• [GIVEN PROBLEM] What lines of the data hold the string "this"? Pull each one out.

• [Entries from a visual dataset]
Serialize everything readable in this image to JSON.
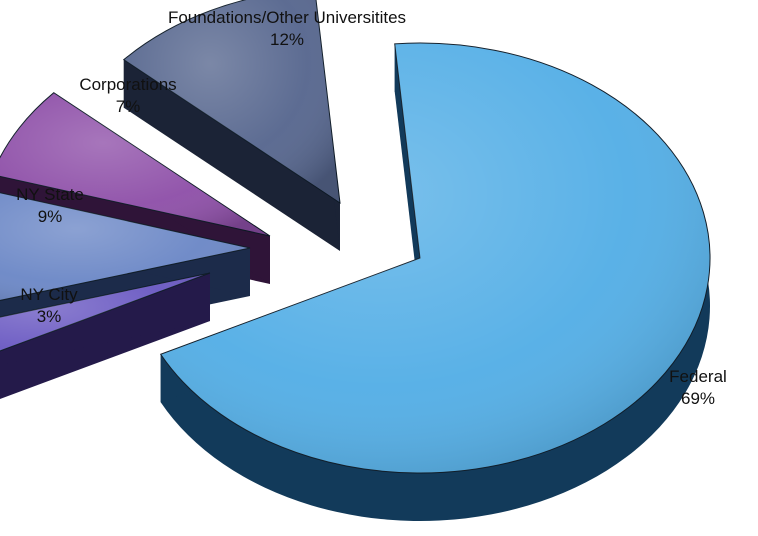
{
  "chart_data": {
    "type": "pie",
    "style": "3d-exploded",
    "slices": [
      {
        "label": "Federal",
        "percent_label": "69%",
        "value": 69,
        "color": "#53aee6",
        "side_color": "#123a5a"
      },
      {
        "label": "NY City",
        "percent_label": "3%",
        "value": 3,
        "color": "#6a59c2",
        "side_color": "#241a4a"
      },
      {
        "label": "NY State",
        "percent_label": "9%",
        "value": 9,
        "color": "#6b87c6",
        "side_color": "#1c2b4a"
      },
      {
        "label": "Corporations",
        "percent_label": "7%",
        "value": 7,
        "color": "#8e4fa8",
        "side_color": "#2f1438"
      },
      {
        "label": "Foundations/Other Universitites",
        "percent_label": "12%",
        "value": 12,
        "color": "#56668e",
        "side_color": "#1b2336"
      }
    ]
  }
}
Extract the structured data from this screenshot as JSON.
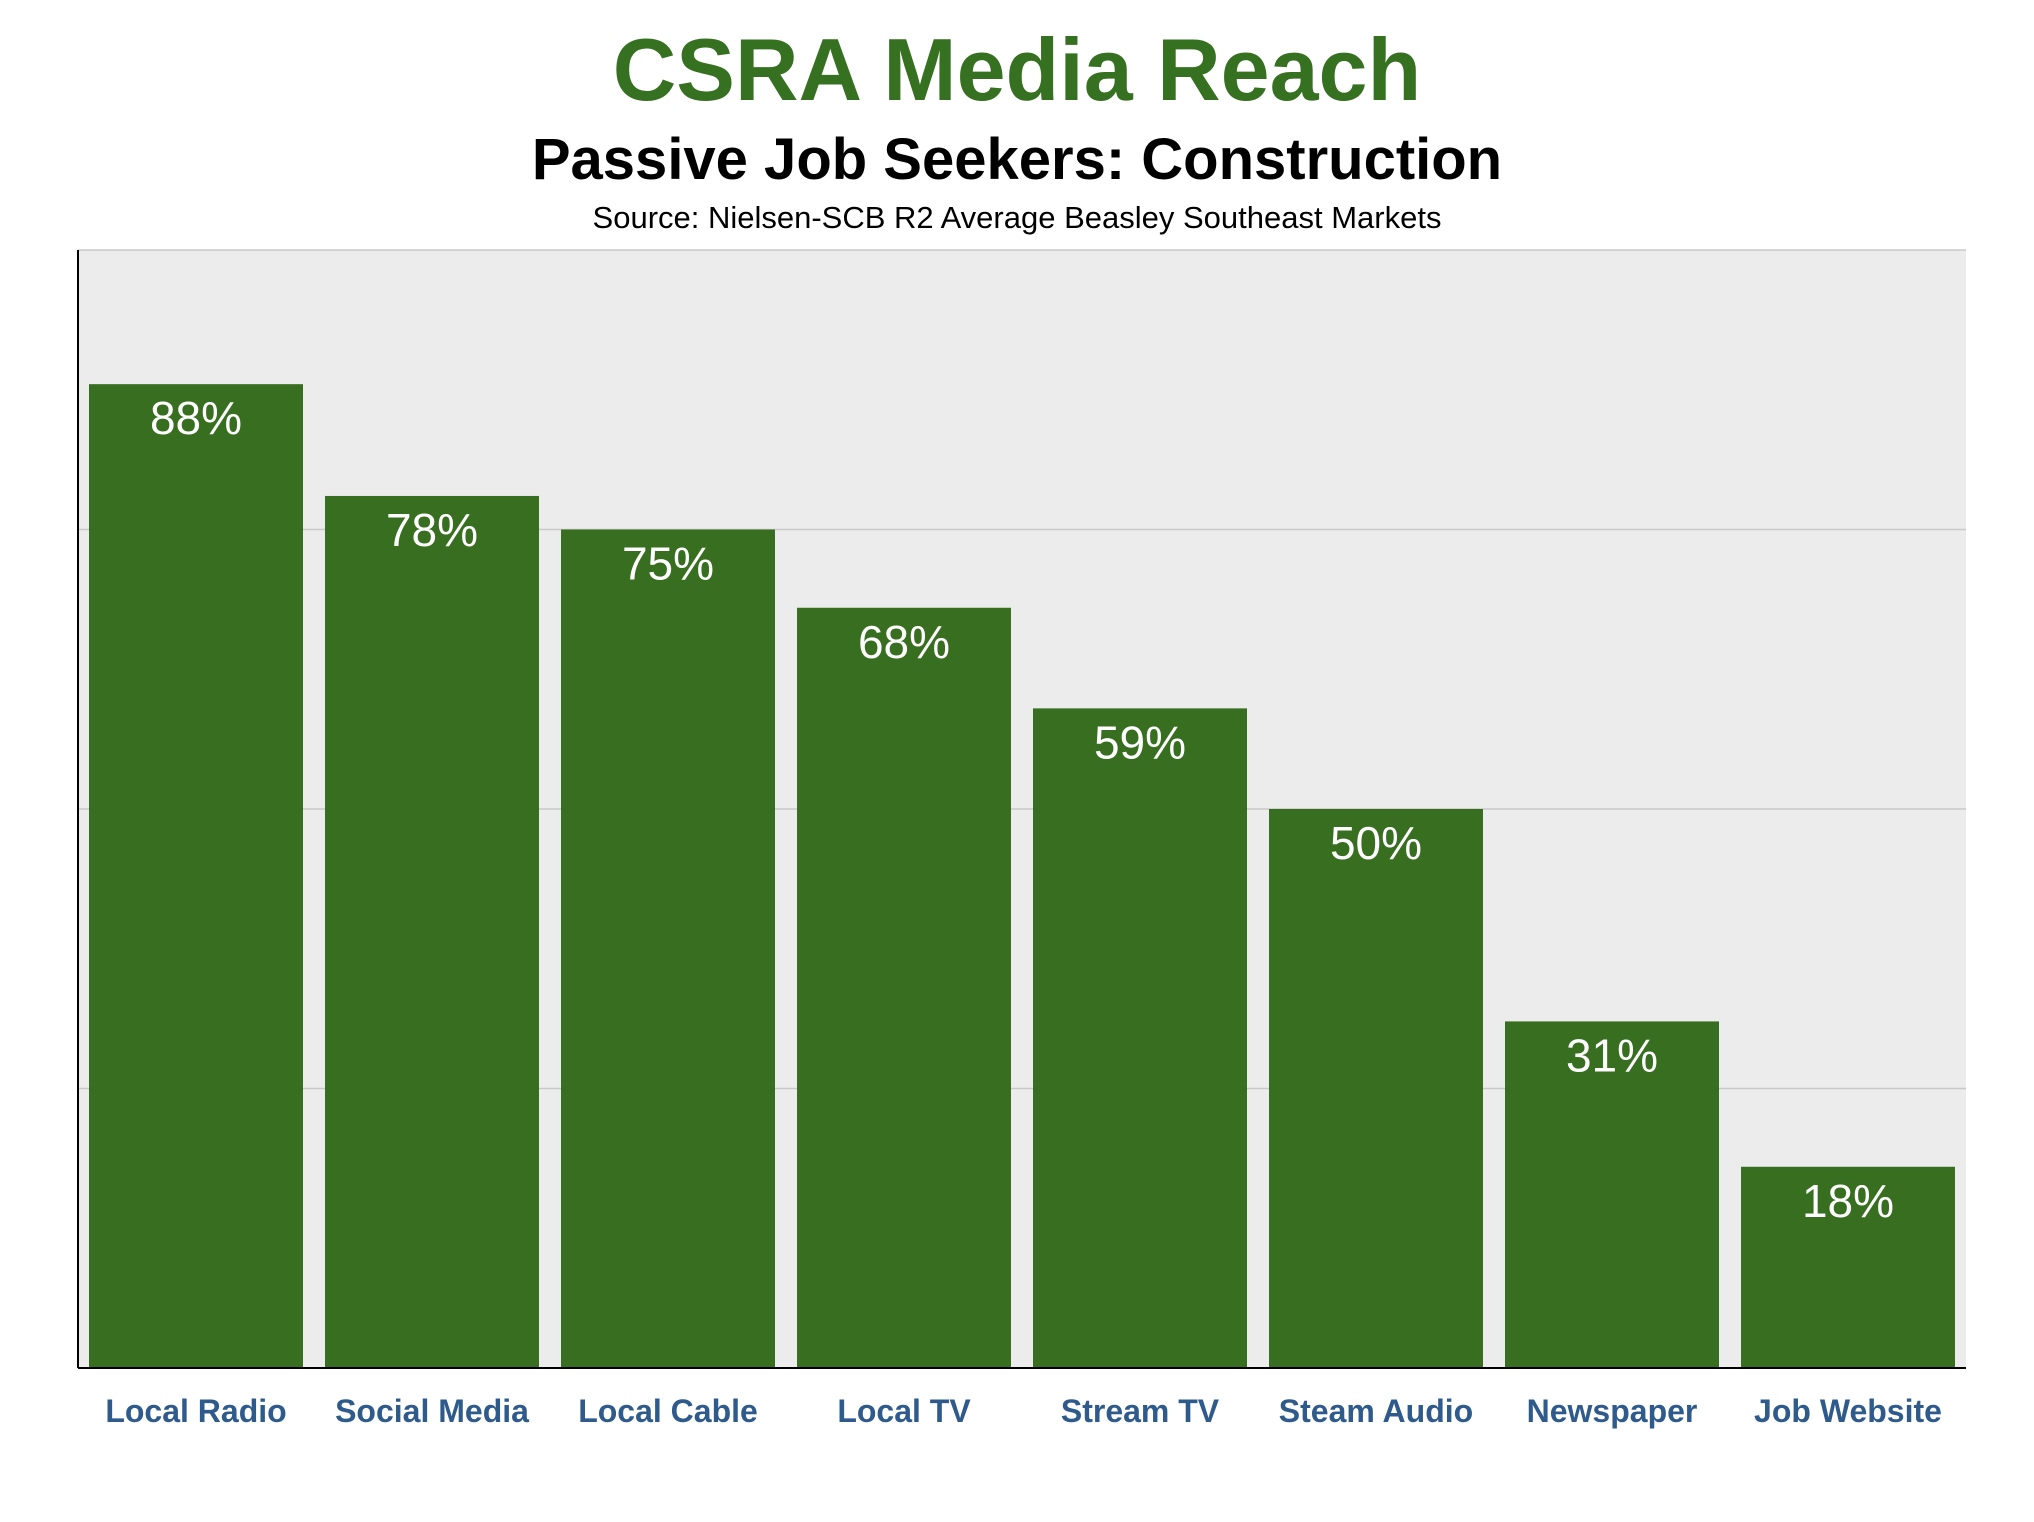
{
  "chart_data": {
    "type": "bar",
    "title": "CSRA Media Reach",
    "subtitle": "Passive Job Seekers: Construction",
    "source": "Source: Nielsen-SCB R2 Average Beasley Southeast Markets",
    "categories": [
      "Local Radio",
      "Social Media",
      "Local Cable",
      "Local TV",
      "Stream TV",
      "Steam Audio",
      "Newspaper",
      "Job Website"
    ],
    "values": [
      88,
      78,
      75,
      68,
      59,
      50,
      31,
      18
    ],
    "value_labels": [
      "88%",
      "78%",
      "75%",
      "68%",
      "59%",
      "50%",
      "31%",
      "18%"
    ],
    "ylim": [
      0,
      100
    ],
    "grid": true,
    "legend": "none",
    "colors": {
      "bar": "#376e1f",
      "title": "#367021",
      "category_label": "#2e5a8c",
      "plot_background": "#ececec",
      "gridline": "#c8c8c8"
    }
  }
}
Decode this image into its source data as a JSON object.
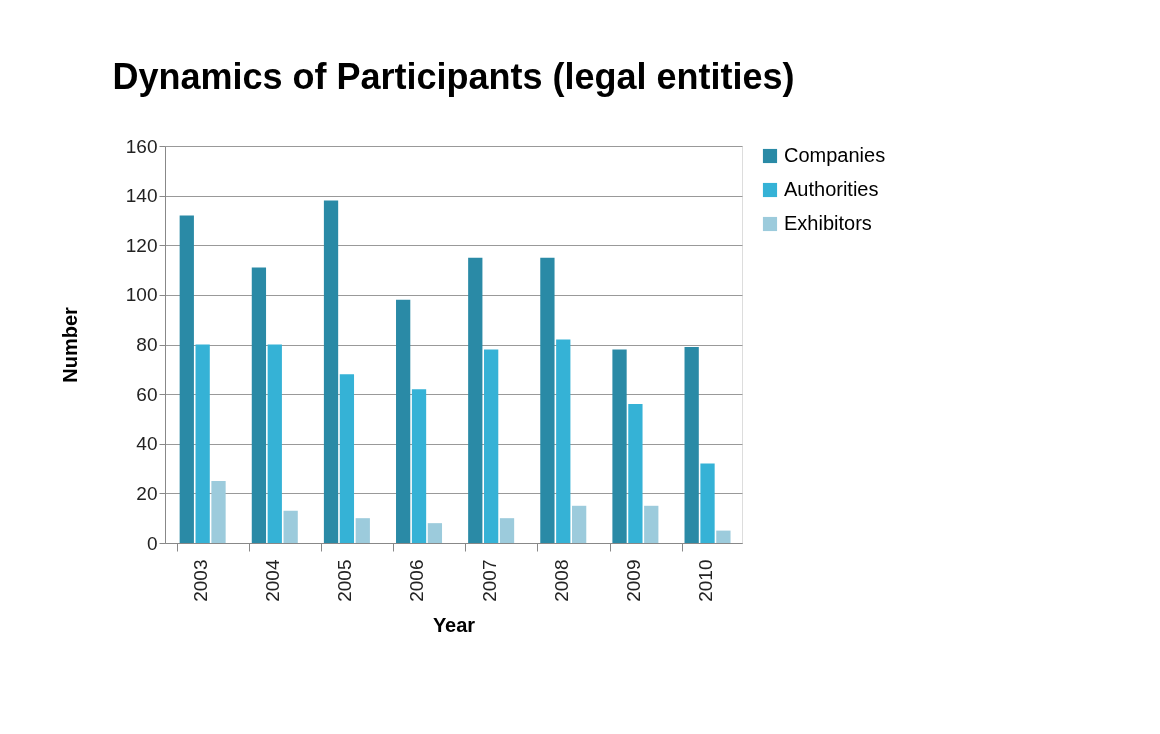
{
  "chart_data": {
    "type": "bar",
    "title": "Dynamics of Participants (legal entities)",
    "xlabel": "Year",
    "ylabel": "Number",
    "categories": [
      "2003",
      "2004",
      "2005",
      "2006",
      "2007",
      "2008",
      "2009",
      "2010"
    ],
    "series": [
      {
        "name": "Companies",
        "color": "#2a8aa6",
        "values": [
          132,
          111,
          138,
          98,
          115,
          115,
          78,
          79
        ]
      },
      {
        "name": "Authorities",
        "color": "#35b2d6",
        "values": [
          80,
          80,
          68,
          62,
          78,
          82,
          56,
          32
        ]
      },
      {
        "name": "Exhibitors",
        "color": "#9ccbdc",
        "values": [
          25,
          13,
          10,
          8,
          10,
          15,
          15,
          5
        ]
      }
    ],
    "ylim": [
      0,
      160
    ],
    "yticks": [
      0,
      20,
      40,
      60,
      80,
      100,
      120,
      140,
      160
    ],
    "grid": "y",
    "legend": "right"
  }
}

• [ANSWER TO THE EXERCISE]
Serialize everything readable in this image to JSON.
Extract the structured data from this screenshot as JSON.
Decode this image into its source data as a JSON object.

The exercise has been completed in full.